◆ RAW RECORDS
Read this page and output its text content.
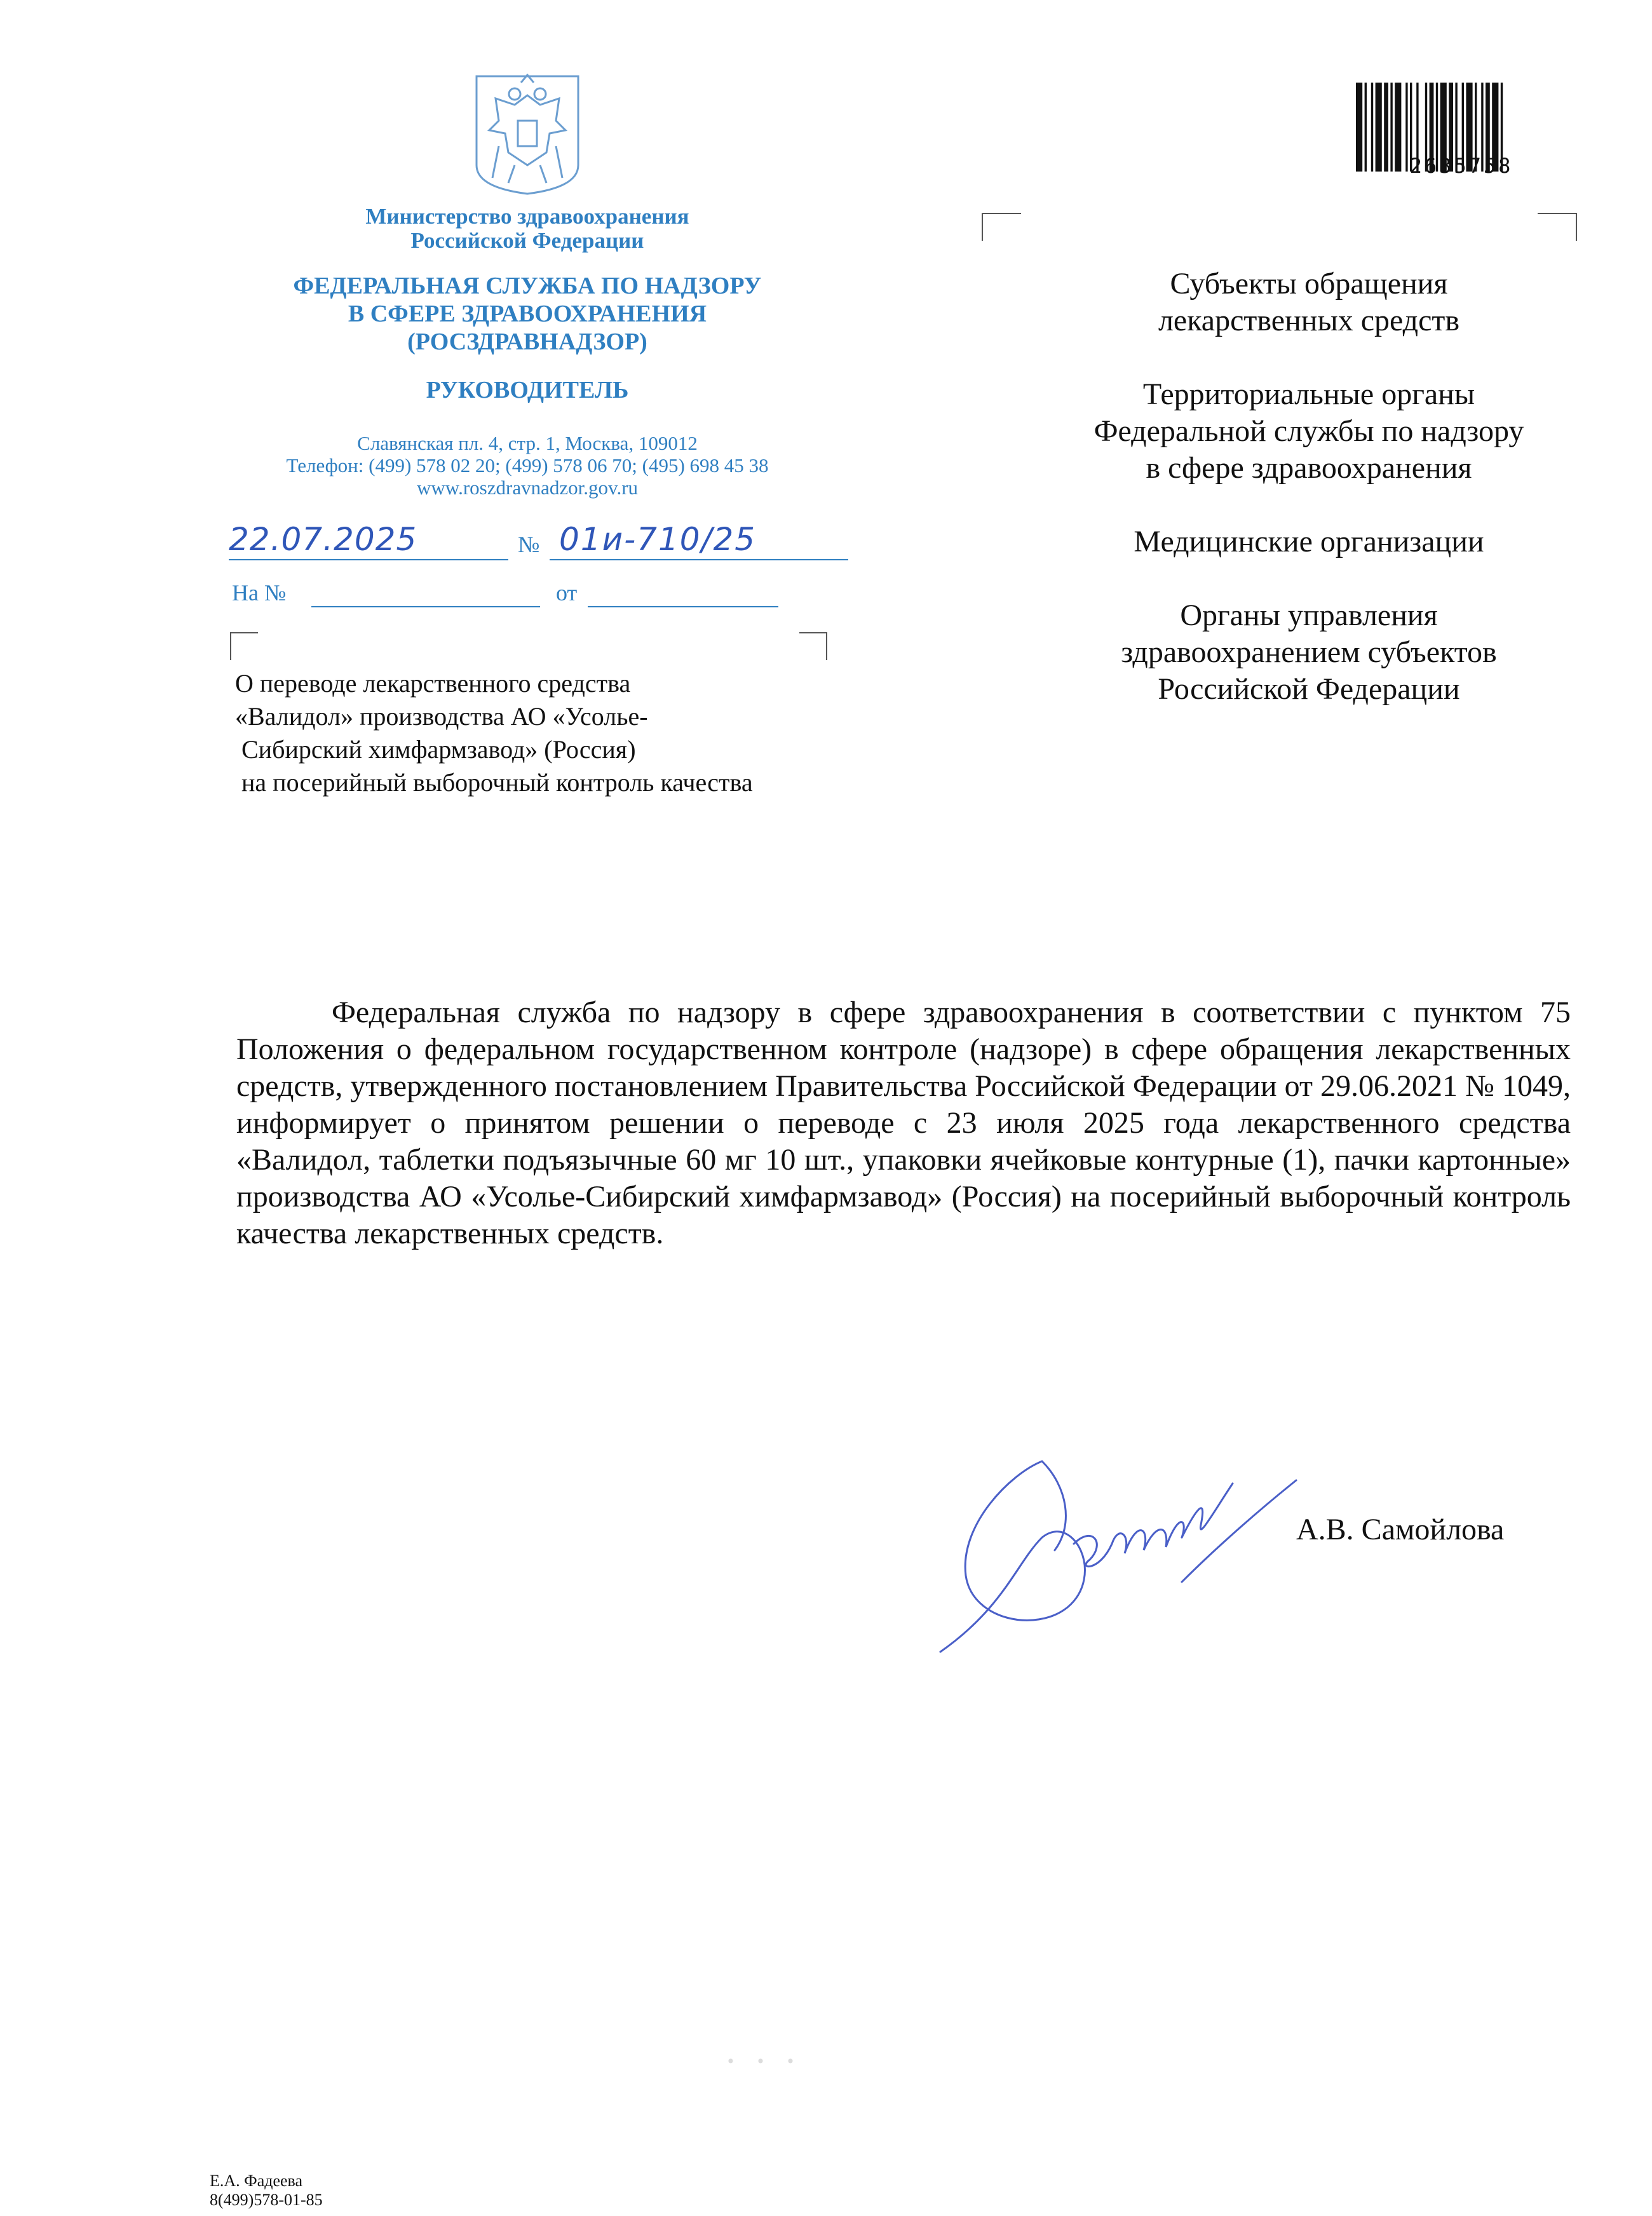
Министерство здравоохранения
Российской Федерации
ФЕДЕРАЛЬНАЯ СЛУЖБА ПО НАДЗОРУ
В СФЕРЕ ЗДРАВООХРАНЕНИЯ
(РОСЗДРАВНАДЗОР)
РУКОВОДИТЕЛЬ
Славянская пл. 4, стр. 1, Москва, 109012
Телефон: (499) 578 02 20; (499) 578 06 70; (495) 698 45 38
www.roszdravnadzor.gov.ru
22.07.2025	№ 01и-710/25
На №	от
О переводе лекарственного средства
«Валидол» производства АО «Усолье-
Сибирский химфармзавод» (Россия)
на посерийный выборочный контроль качества
2635758
Субъекты обращения
лекарственных средств
Территориальные органы
Федеральной службы по надзору
в сфере здравоохранения
Медицинские организации
Органы управления
здравоохранением субъектов
Российской Федерации
Федеральная служба по надзору в сфере здравоохранения в соответствии с пунктом 75 Положения о федеральном государственном контроле (надзоре) в сфере обращения лекарственных средств, утвержденного постановлением Правительства Российской Федерации от 29.06.2021 № 1049, информирует о принятом решении о переводе с 23 июля 2025 года лекарственного средства «Валидол, таблетки подъязычные 60 мг 10 шт., упаковки ячейковые контурные (1), пачки картонные» производства АО «Усолье-Сибирский химфармзавод» (Россия) на посерийный выборочный контроль качества лекарственных средств.
А.В. Самойлова
· · ·
Е.А. Фадеева
8(499)578-01-85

◆ AIM OF THE EXERCISE
Give the number of lines that carry the word "Россия", with nothing added.

◆ RESPONSE TO THE EXERCISE
2